PROBLEM: Collect each line containing "Codice".

MATERIAL PROVIDED:
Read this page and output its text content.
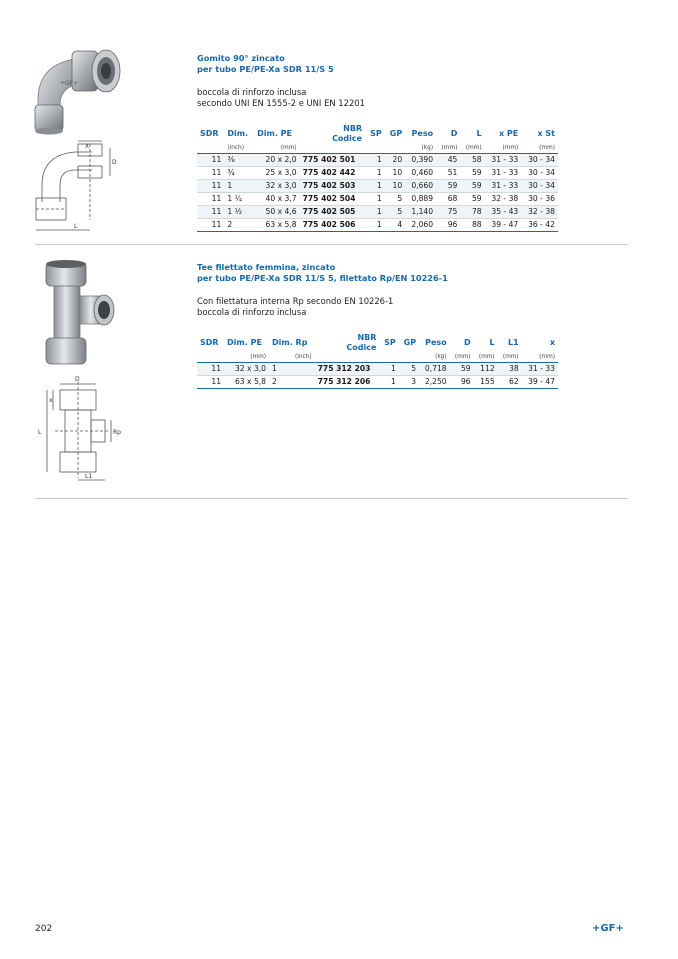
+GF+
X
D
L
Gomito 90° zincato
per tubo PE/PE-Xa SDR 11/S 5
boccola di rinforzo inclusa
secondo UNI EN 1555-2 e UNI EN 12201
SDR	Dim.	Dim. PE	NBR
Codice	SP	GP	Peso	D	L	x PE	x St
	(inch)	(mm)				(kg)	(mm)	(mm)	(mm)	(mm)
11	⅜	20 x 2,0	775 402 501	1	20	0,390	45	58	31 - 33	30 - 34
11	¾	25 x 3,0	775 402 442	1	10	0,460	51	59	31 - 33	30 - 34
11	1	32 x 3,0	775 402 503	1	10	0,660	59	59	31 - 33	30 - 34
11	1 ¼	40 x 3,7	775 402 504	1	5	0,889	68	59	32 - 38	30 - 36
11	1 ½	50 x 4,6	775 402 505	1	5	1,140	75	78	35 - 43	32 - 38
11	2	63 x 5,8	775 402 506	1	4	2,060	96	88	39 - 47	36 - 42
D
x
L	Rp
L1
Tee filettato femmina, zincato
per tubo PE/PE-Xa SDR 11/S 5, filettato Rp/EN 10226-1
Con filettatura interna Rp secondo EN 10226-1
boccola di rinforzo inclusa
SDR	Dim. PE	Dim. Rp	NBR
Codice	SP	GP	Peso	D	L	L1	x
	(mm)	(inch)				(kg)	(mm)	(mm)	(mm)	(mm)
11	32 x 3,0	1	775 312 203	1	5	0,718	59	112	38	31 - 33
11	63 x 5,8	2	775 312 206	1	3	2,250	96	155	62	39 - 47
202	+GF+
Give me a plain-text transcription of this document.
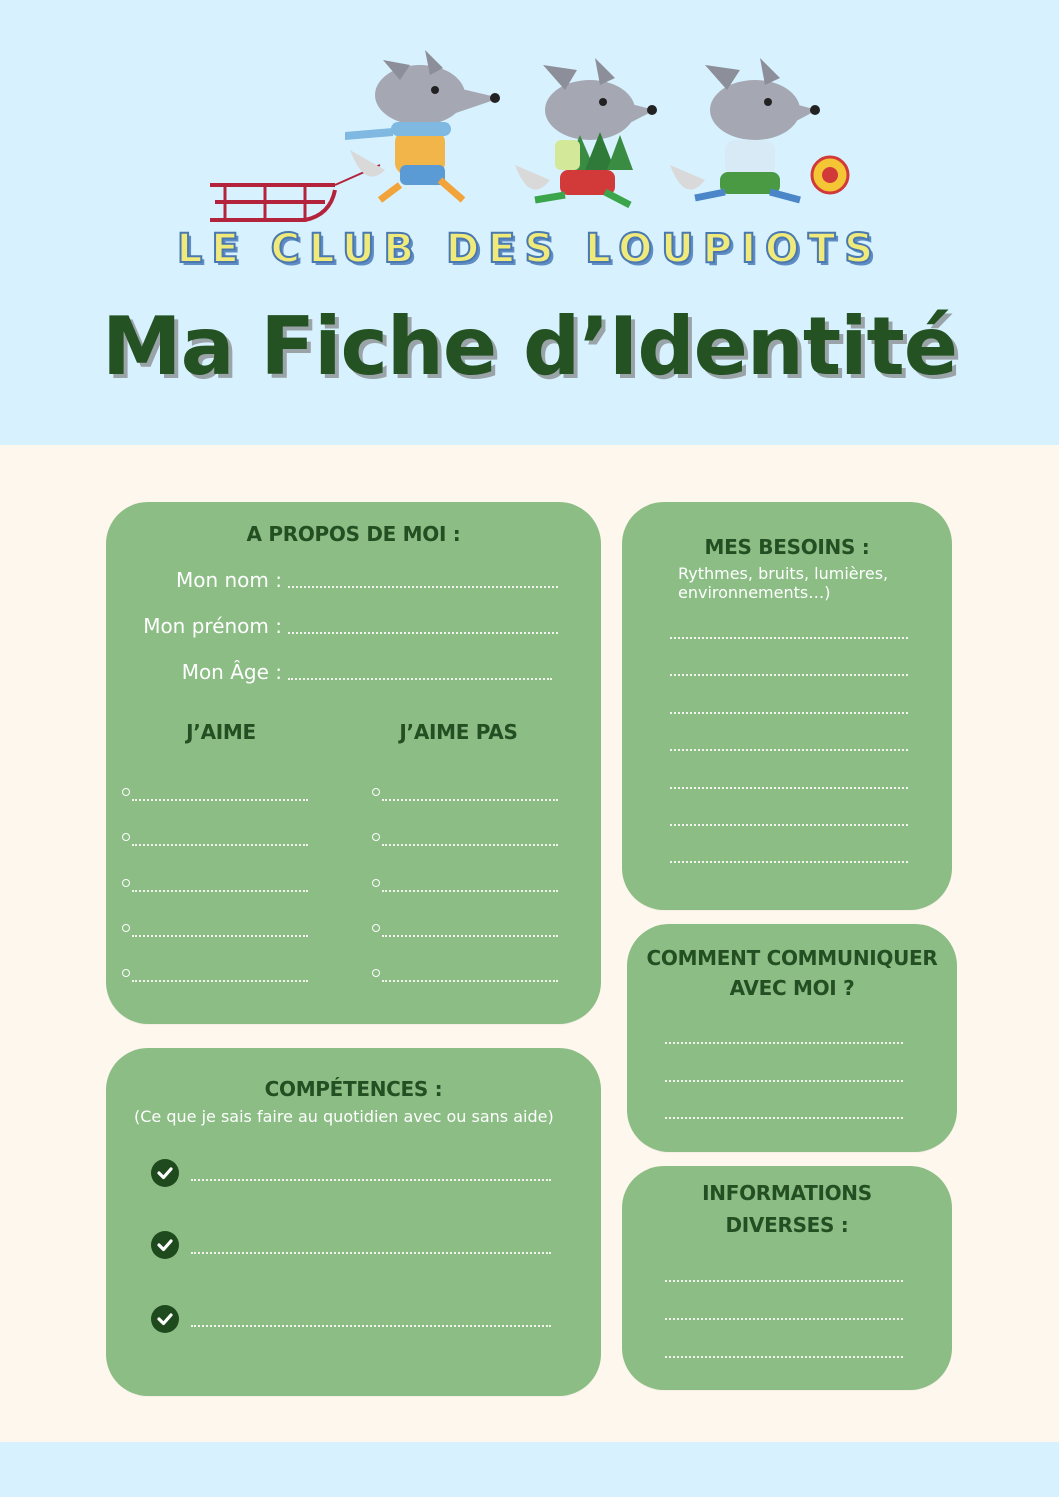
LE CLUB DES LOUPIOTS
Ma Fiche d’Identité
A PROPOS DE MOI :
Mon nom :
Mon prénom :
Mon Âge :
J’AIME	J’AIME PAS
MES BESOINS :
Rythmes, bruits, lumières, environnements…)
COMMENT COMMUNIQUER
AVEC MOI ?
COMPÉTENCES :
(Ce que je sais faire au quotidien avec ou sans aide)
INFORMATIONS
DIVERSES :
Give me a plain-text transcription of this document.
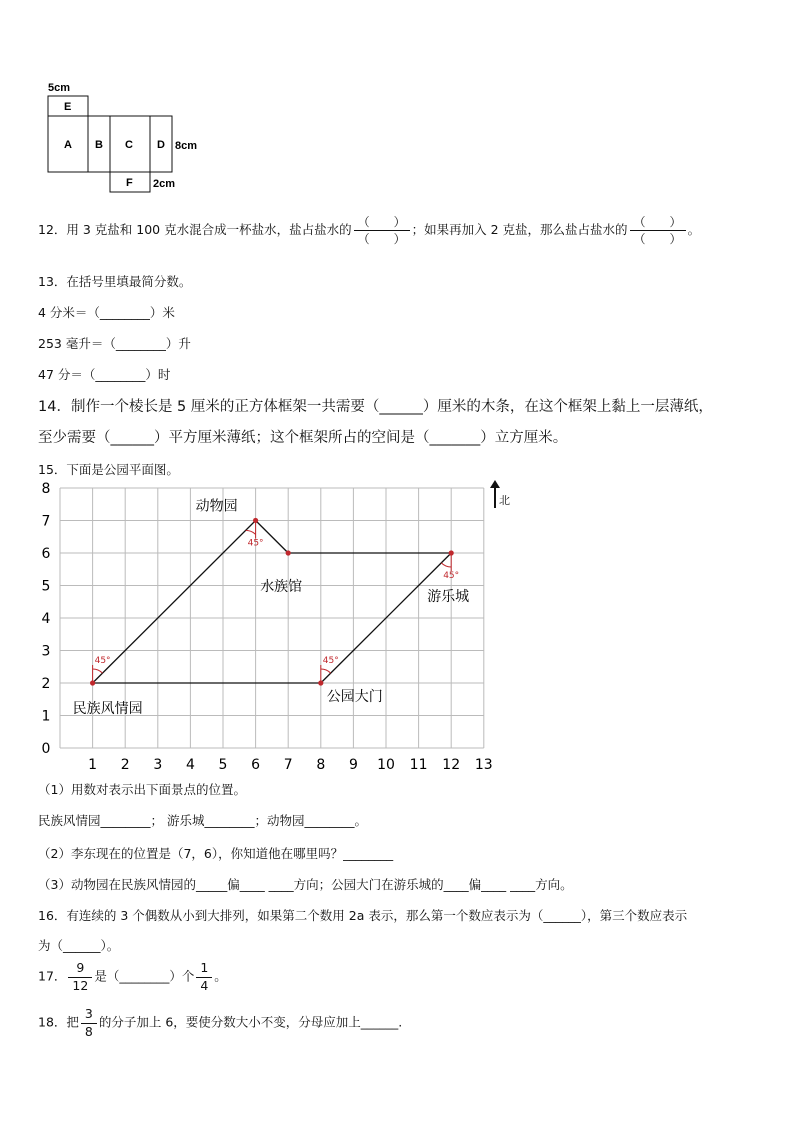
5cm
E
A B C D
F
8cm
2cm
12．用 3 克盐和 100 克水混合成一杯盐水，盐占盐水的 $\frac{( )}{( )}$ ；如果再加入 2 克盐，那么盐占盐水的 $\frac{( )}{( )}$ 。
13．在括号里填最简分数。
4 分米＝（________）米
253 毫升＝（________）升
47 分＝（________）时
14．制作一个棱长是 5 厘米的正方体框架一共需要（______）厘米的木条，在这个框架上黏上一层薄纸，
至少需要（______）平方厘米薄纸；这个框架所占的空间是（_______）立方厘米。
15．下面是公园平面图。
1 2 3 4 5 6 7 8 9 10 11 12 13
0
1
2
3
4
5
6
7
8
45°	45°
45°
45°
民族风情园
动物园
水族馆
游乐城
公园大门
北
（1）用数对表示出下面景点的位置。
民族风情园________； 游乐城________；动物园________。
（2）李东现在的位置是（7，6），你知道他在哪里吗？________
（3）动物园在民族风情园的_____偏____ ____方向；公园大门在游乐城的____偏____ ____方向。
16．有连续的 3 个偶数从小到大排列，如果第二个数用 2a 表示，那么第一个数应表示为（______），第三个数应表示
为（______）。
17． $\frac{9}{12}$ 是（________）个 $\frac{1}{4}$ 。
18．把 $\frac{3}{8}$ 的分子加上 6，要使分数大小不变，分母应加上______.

CORRECT RESULT:
Codice	SP	GP	Peso	D	L	x PE	x St
Codice	SP	GP	Peso	D	L	L1	x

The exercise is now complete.